TASK OBJECTIVE: Present every line in which the string "二芯以内" appears.

GIVEN DATA:
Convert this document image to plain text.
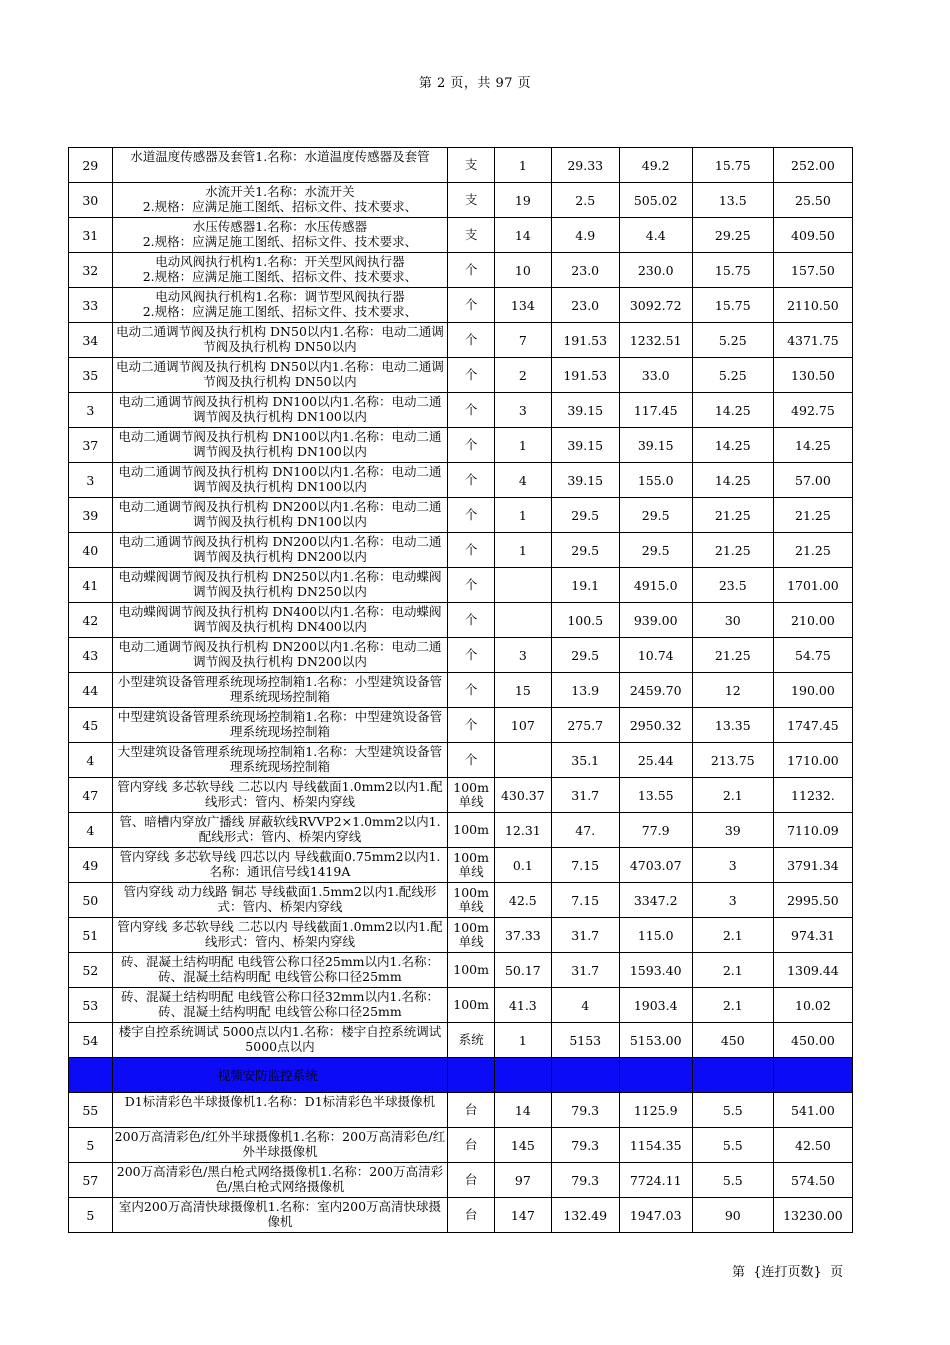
第 2 页，共 97 页
29	水道温度传感器及套管1.名称：水道温度传感器及套管	支	1	29.33	49.2	15.75	252.00
30	水流开关1.名称：水流开关
2.规格：应满足施工图纸、招标文件、技术要求、	支	19	2.5	505.02	13.5	25.50
31	水压传感器1.名称：水压传感器
2.规格：应满足施工图纸、招标文件、技术要求、	支	14	4.9	4.4	29.25	409.50
32	电动风阀执行机构1.名称：开关型风阀执行器
2.规格：应满足施工图纸、招标文件、技术要求、	个	10	23.0	230.0	15.75	157.50
33	电动风阀执行机构1.名称：调节型风阀执行器
2.规格：应满足施工图纸、招标文件、技术要求、	个	134	23.0	3092.72	15.75	2110.50
34	电动二通调节阀及执行机构 DN50以内1.名称：电动二通调节阀及执行机构 DN50以内	个	7	191.53	1232.51	5.25	4371.75
35	电动二通调节阀及执行机构 DN50以内1.名称：电动二通调节阀及执行机构 DN50以内	个	2	191.53	33.0	5.25	130.50
3	电动二通调节阀及执行机构 DN100以内1.名称：电动二通调节阀及执行机构 DN100以内	个	3	39.15	117.45	14.25	492.75
37	电动二通调节阀及执行机构 DN100以内1.名称：电动二通调节阀及执行机构 DN100以内	个	1	39.15	39.15	14.25	14.25
3	电动二通调节阀及执行机构 DN100以内1.名称：电动二通调节阀及执行机构 DN100以内	个	4	39.15	155.0	14.25	57.00
39	电动二通调节阀及执行机构 DN200以内1.名称：电动二通调节阀及执行机构 DN100以内	个	1	29.5	29.5	21.25	21.25
40	电动二通调节阀及执行机构 DN200以内1.名称：电动二通调节阀及执行机构 DN200以内	个	1	29.5	29.5	21.25	21.25
41	电动蝶阀调节阀及执行机构 DN250以内1.名称：电动蝶阀调节阀及执行机构 DN250以内	个		19.1	4915.0	23.5	1701.00
42	电动蝶阀调节阀及执行机构 DN400以内1.名称：电动蝶阀调节阀及执行机构 DN400以内	个		100.5	939.00	30	210.00
43	电动二通调节阀及执行机构 DN200以内1.名称：电动二通调节阀及执行机构 DN200以内	个	3	29.5	10.74	21.25	54.75
44	小型建筑设备管理系统现场控制箱1.名称：小型建筑设备管理系统现场控制箱	个	15	13.9	2459.70	12	190.00
45	中型建筑设备管理系统现场控制箱1.名称：中型建筑设备管理系统现场控制箱	个	107	275.7	2950.32	13.35	1747.45
4	大型建筑设备管理系统现场控制箱1.名称：大型建筑设备管理系统现场控制箱	个		35.1	25.44	213.75	1710.00
47	管内穿线 多芯软导线 二芯以内 导线截面1.0mm2以内1.配线形式：管内、桥架内穿线	100m
单线	430.37	31.7	13.55	2.1	11232.
4	管、暗槽内穿放广播线 屏蔽软线RVVP2×1.0mm2以内1.配线形式：管内、桥架内穿线	100m	12.31	47.	77.9	39	7110.09
49	管内穿线 多芯软导线 四芯以内 导线截面0.75mm2以内1.名称：通讯信号线1419A	100m
单线	0.1	7.15	4703.07	3	3791.34
50	管内穿线 动力线路 铜芯 导线截面1.5mm2以内1.配线形式：管内、桥架内穿线	100m
单线	42.5	7.15	3347.2	3	2995.50
51	管内穿线 多芯软导线 二芯以内 导线截面1.0mm2以内1.配线形式：管内、桥架内穿线	100m
单线	37.33	31.7	115.0	2.1	974.31
52	砖、混凝土结构明配 电线管公称口径25mm以内1.名称：砖、混凝土结构明配 电线管公称口径25mm	100m	50.17	31.7	1593.40	2.1	1309.44
53	砖、混凝土结构明配 电线管公称口径32mm以内1.名称：砖、混凝土结构明配 电线管公称口径25mm	100m	41.3	4	1903.4	2.1	10.02
54	楼宇自控系统调试 5000点以内1.名称：楼宇自控系统调试 5000点以内	系统	1	5153	5153.00	450	450.00
	视频安防监控系统						
55	D1标清彩色半球摄像机1.名称：D1标清彩色半球摄像机	台	14	79.3	1125.9	5.5	541.00
5	200万高清彩色/红外半球摄像机1.名称：200万高清彩色/红外半球摄像机	台	145	79.3	1154.35	5.5	42.50
57	200万高清彩色/黑白枪式网络摄像机1.名称：200万高清彩色/黑白枪式网络摄像机	台	97	79.3	7724.11	5.5	574.50
5	室内200万高清快球摄像机1.名称：室内200万高清快球摄像机	台	147	132.49	1947.03	90	13230.00
第  {连打页数}  页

EXERCISE OUTPUT:
47	管内穿线 多芯软导线 二芯以内 导线截面1.0mm2以内1.配线形式：管内、桥架内穿线	100m
51	管内穿线 多芯软导线 二芯以内 导线截面1.0mm2以内1.配线形式：管内、桥架内穿线	100m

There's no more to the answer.